RECORDS FOR THIS TASK |

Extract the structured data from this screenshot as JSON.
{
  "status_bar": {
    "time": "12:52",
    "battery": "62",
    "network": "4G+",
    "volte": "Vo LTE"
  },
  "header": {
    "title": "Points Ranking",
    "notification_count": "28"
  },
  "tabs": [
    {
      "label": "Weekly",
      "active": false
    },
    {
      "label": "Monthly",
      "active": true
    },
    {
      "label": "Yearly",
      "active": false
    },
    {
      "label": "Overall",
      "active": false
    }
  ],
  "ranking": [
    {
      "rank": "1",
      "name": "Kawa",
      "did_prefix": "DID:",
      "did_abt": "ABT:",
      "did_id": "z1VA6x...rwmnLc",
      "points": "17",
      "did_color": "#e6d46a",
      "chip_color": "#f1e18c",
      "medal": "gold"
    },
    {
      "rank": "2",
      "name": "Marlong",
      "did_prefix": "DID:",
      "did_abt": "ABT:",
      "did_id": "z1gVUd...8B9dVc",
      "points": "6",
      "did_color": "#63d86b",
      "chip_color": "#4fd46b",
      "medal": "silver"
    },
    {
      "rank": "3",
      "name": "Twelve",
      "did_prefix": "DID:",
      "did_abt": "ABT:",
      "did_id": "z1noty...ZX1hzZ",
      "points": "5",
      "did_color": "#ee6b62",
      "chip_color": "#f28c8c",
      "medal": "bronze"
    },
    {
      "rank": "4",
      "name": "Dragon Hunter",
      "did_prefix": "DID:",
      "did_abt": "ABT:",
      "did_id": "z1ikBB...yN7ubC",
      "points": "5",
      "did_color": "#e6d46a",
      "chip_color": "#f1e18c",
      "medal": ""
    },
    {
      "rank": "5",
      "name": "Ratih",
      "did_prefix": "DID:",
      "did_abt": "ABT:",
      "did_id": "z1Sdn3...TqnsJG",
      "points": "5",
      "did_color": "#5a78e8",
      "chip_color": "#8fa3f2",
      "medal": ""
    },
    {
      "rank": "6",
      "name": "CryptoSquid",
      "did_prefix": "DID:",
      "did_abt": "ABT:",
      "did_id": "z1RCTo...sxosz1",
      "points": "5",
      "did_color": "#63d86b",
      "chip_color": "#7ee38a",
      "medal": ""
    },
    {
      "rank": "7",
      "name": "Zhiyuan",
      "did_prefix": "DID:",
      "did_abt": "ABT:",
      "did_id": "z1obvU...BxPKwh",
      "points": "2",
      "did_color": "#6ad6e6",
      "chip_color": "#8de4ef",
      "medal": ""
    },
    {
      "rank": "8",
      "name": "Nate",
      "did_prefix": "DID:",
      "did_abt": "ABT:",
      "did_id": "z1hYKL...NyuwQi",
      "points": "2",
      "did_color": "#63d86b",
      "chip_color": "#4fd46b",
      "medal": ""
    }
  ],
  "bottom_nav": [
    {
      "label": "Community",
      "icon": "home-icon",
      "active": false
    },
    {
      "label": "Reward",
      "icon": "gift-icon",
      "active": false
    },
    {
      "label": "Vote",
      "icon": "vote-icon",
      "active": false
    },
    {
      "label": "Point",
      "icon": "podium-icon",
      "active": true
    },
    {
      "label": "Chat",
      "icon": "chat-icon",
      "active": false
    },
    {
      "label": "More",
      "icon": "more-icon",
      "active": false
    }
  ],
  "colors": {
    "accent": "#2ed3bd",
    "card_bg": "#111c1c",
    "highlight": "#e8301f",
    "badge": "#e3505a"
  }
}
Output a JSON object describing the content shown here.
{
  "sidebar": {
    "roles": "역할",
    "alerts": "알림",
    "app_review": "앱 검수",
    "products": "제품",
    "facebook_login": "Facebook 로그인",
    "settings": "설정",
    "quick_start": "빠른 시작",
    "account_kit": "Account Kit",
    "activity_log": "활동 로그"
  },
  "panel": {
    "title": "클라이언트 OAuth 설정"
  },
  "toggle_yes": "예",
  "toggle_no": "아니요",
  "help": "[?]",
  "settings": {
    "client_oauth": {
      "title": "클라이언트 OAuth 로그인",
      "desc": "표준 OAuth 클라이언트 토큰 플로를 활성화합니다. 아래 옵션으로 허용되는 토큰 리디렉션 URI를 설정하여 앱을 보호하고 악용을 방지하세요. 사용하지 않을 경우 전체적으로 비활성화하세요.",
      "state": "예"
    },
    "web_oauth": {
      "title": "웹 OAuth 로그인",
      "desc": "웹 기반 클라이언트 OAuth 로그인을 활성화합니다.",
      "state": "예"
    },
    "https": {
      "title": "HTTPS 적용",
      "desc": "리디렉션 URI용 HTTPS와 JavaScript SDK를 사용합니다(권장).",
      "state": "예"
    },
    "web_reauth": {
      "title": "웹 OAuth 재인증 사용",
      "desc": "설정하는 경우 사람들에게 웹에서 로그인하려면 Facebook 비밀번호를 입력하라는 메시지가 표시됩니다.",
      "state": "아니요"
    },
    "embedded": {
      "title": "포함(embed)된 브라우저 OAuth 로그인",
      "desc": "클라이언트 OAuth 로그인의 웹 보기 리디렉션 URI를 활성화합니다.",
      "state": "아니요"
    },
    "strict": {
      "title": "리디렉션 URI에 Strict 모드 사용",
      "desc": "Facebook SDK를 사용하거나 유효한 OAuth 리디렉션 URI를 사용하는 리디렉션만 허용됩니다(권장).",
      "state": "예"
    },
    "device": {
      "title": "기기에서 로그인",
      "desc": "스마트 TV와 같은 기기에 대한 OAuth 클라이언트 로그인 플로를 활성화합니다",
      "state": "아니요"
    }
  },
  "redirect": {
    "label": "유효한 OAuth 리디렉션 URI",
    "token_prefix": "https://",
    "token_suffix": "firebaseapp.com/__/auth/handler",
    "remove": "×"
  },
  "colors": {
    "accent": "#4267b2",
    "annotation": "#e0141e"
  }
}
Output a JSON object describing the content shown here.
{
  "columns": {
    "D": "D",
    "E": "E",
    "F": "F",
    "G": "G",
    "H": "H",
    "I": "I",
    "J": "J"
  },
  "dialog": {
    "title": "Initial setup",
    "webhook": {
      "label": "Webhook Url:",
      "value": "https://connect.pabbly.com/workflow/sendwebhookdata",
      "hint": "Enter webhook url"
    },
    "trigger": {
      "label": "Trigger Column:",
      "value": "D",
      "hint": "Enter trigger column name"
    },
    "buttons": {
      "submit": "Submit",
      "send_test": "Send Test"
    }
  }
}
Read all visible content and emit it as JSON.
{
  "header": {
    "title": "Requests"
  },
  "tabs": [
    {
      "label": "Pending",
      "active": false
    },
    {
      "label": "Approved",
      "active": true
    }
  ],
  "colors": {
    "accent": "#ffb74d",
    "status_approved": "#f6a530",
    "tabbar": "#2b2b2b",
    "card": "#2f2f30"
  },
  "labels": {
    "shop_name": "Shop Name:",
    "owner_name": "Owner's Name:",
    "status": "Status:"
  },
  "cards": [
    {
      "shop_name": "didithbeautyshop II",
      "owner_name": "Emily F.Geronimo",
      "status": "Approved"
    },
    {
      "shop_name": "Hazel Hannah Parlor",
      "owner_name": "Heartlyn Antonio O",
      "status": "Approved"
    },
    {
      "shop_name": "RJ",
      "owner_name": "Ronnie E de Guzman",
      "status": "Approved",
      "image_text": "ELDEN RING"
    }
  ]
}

EXERCISE BRIEF | Each record above must be given again exactly.

FINISHED ANSWER |
Extract the structured data from this screenshot as JSON.
{
  "status_bar": {
    "time": "12:52",
    "battery": "62",
    "network": "4G+",
    "volte": "Vo LTE"
  },
  "header": {
    "title": "Points Ranking",
    "notification_count": "28"
  },
  "tabs": [
    {
      "label": "Weekly",
      "active": false
    },
    {
      "label": "Monthly",
      "active": true
    },
    {
      "label": "Yearly",
      "active": false
    },
    {
      "label": "Overall",
      "active": false
    }
  ],
  "ranking": [
    {
      "rank": "1",
      "name": "Kawa",
      "did_prefix": "DID:",
      "did_abt": "ABT:",
      "did_id": "z1VA6x...rwmnLc",
      "points": "17",
      "did_color": "#e6d46a",
      "chip_color": "#f1e18c",
      "medal": "gold"
    },
    {
      "rank": "2",
      "name": "Marlong",
      "did_prefix": "DID:",
      "did_abt": "ABT:",
      "did_id": "z1gVUd...8B9dVc",
      "points": "6",
      "did_color": "#63d86b",
      "chip_color": "#4fd46b",
      "medal": "silver"
    },
    {
      "rank": "3",
      "name": "Twelve",
      "did_prefix": "DID:",
      "did_abt": "ABT:",
      "did_id": "z1noty...ZX1hzZ",
      "points": "5",
      "did_color": "#ee6b62",
      "chip_color": "#f28c8c",
      "medal": "bronze"
    },
    {
      "rank": "4",
      "name": "Dragon Hunter",
      "did_prefix": "DID:",
      "did_abt": "ABT:",
      "did_id": "z1ikBB...yN7ubC",
      "points": "5",
      "did_color": "#e6d46a",
      "chip_color": "#f1e18c",
      "medal": ""
    },
    {
      "rank": "5",
      "name": "Ratih",
      "did_prefix": "DID:",
      "did_abt": "ABT:",
      "did_id": "z1Sdn3...TqnsJG",
      "points": "5",
      "did_color": "#5a78e8",
      "chip_color": "#8fa3f2",
      "medal": ""
    },
    {
      "rank": "6",
      "name": "CryptoSquid",
      "did_prefix": "DID:",
      "did_abt": "ABT:",
      "did_id": "z1RCTo...sxosz1",
      "points": "5",
      "did_color": "#63d86b",
      "chip_color": "#7ee38a",
      "medal": ""
    },
    {
      "rank": "7",
      "name": "Zhiyuan",
      "did_prefix": "DID:",
      "did_abt": "ABT:",
      "did_id": "z1obvU...BxPKwh",
      "points": "2",
      "did_color": "#6ad6e6",
      "chip_color": "#8de4ef",
      "medal": ""
    },
    {
      "rank": "8",
      "name": "Nate",
      "did_prefix": "DID:",
      "did_abt": "ABT:",
      "did_id": "z1hYKL...NyuwQi",
      "points": "2",
      "did_color": "#63d86b",
      "chip_color": "#4fd46b",
      "medal": ""
    }
  ],
  "bottom_nav": [
    {
      "label": "Community",
      "icon": "home-icon",
      "active": false
    },
    {
      "label": "Reward",
      "icon": "gift-icon",
      "active": false
    },
    {
      "label": "Vote",
      "icon": "vote-icon",
      "active": false
    },
    {
      "label": "Point",
      "icon": "podium-icon",
      "active": true
    },
    {
      "label": "Chat",
      "icon": "chat-icon",
      "active": false
    },
    {
      "label": "More",
      "icon": "more-icon",
      "active": false
    }
  ],
  "colors": {
    "accent": "#2ed3bd",
    "card_bg": "#111c1c",
    "highlight": "#e8301f",
    "badge": "#e3505a"
  }
}
Output a JSON object describing the content shown here.
{
  "sidebar": {
    "roles": "역할",
    "alerts": "알림",
    "app_review": "앱 검수",
    "products": "제품",
    "facebook_login": "Facebook 로그인",
    "settings": "설정",
    "quick_start": "빠른 시작",
    "account_kit": "Account Kit",
    "activity_log": "활동 로그"
  },
  "panel": {
    "title": "클라이언트 OAuth 설정"
  },
  "toggle_yes": "예",
  "toggle_no": "아니요",
  "help": "[?]",
  "settings": {
    "client_oauth": {
      "title": "클라이언트 OAuth 로그인",
      "desc": "표준 OAuth 클라이언트 토큰 플로를 활성화합니다. 아래 옵션으로 허용되는 토큰 리디렉션 URI를 설정하여 앱을 보호하고 악용을 방지하세요. 사용하지 않을 경우 전체적으로 비활성화하세요.",
      "state": "예"
    },
    "web_oauth": {
      "title": "웹 OAuth 로그인",
      "desc": "웹 기반 클라이언트 OAuth 로그인을 활성화합니다.",
      "state": "예"
    },
    "https": {
      "title": "HTTPS 적용",
      "desc": "리디렉션 URI용 HTTPS와 JavaScript SDK를 사용합니다(권장).",
      "state": "예"
    },
    "web_reauth": {
      "title": "웹 OAuth 재인증 사용",
      "desc": "설정하는 경우 사람들에게 웹에서 로그인하려면 Facebook 비밀번호를 입력하라는 메시지가 표시됩니다.",
      "state": "아니요"
    },
    "embedded": {
      "title": "포함(embed)된 브라우저 OAuth 로그인",
      "desc": "클라이언트 OAuth 로그인의 웹 보기 리디렉션 URI를 활성화합니다.",
      "state": "아니요"
    },
    "strict": {
      "title": "리디렉션 URI에 Strict 모드 사용",
      "desc": "Facebook SDK를 사용하거나 유효한 OAuth 리디렉션 URI를 사용하는 리디렉션만 허용됩니다(권장).",
      "state": "예"
    },
    "device": {
      "title": "기기에서 로그인",
      "desc": "스마트 TV와 같은 기기에 대한 OAuth 클라이언트 로그인 플로를 활성화합니다",
      "state": "아니요"
    }
  },
  "redirect": {
    "label": "유효한 OAuth 리디렉션 URI",
    "token_prefix": "https://",
    "token_suffix": "firebaseapp.com/__/auth/handler",
    "remove": "×"
  },
  "colors": {
    "accent": "#4267b2",
    "annotation": "#e0141e"
  }
}
Output a JSON object describing the content shown here.
{
  "columns": {
    "D": "D",
    "E": "E",
    "F": "F",
    "G": "G",
    "H": "H",
    "I": "I",
    "J": "J"
  },
  "dialog": {
    "title": "Initial setup",
    "webhook": {
      "label": "Webhook Url:",
      "value": "https://connect.pabbly.com/workflow/sendwebhookdata",
      "hint": "Enter webhook url"
    },
    "trigger": {
      "label": "Trigger Column:",
      "value": "D",
      "hint": "Enter trigger column name"
    },
    "buttons": {
      "submit": "Submit",
      "send_test": "Send Test"
    }
  }
}
Read all visible content and emit it as JSON.
{
  "header": {
    "title": "Requests"
  },
  "tabs": [
    {
      "label": "Pending",
      "active": false
    },
    {
      "label": "Approved",
      "active": true
    }
  ],
  "colors": {
    "accent": "#ffb74d",
    "status_approved": "#f6a530",
    "tabbar": "#2b2b2b",
    "card": "#2f2f30"
  },
  "labels": {
    "shop_name": "Shop Name:",
    "owner_name": "Owner's Name:",
    "status": "Status:"
  },
  "cards": [
    {
      "shop_name": "didithbeautyshop II",
      "owner_name": "Emily F.Geronimo",
      "status": "Approved"
    },
    {
      "shop_name": "Hazel Hannah Parlor",
      "owner_name": "Heartlyn Antonio O",
      "status": "Approved"
    },
    {
      "shop_name": "RJ",
      "owner_name": "Ronnie E de Guzman",
      "status": "Approved",
      "image_text": "ELDEN RING"
    }
  ]
}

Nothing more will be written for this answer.